(GOAL OF THE EXERCISE):
Copy out lines with the word "footer" from the material that follows.
## START
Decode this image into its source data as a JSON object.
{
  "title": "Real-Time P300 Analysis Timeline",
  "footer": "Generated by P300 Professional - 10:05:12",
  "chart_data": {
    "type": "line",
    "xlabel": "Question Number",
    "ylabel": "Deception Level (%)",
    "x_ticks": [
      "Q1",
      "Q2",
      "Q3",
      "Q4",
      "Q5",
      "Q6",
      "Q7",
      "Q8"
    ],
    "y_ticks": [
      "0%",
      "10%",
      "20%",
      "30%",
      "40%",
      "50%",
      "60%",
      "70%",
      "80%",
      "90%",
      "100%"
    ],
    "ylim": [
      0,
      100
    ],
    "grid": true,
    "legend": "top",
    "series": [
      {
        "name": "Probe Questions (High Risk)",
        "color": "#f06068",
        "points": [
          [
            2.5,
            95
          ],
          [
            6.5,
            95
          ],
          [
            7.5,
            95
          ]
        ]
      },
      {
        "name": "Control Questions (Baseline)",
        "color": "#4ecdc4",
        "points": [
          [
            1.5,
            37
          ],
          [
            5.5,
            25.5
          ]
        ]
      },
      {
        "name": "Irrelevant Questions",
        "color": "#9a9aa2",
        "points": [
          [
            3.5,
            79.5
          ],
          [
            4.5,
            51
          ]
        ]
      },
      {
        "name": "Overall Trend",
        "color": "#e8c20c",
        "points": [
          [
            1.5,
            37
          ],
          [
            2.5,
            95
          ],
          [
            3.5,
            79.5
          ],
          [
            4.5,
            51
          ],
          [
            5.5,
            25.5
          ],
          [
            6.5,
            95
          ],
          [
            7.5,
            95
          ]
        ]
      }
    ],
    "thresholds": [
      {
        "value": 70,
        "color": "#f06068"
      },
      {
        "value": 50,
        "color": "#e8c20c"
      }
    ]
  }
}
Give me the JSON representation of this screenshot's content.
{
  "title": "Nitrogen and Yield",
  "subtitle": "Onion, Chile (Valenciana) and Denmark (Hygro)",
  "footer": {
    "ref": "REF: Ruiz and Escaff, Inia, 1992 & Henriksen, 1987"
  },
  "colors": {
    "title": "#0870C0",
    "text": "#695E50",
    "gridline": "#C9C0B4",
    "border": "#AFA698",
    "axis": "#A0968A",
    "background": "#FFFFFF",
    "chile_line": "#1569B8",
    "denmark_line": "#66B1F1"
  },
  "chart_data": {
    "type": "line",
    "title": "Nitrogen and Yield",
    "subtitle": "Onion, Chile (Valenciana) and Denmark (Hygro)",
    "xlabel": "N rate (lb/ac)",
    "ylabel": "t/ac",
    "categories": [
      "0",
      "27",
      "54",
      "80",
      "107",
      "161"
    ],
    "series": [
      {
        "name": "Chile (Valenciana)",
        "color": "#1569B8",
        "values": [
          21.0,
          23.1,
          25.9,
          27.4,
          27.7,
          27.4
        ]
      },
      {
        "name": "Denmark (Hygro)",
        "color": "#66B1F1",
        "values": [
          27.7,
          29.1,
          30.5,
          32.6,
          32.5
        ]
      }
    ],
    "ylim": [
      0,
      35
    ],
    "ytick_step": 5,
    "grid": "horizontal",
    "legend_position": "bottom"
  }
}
## END
(WORKED SOLUTION):
  "footer": "Generated by P300 Professional - 10:05:12",
  "footer": {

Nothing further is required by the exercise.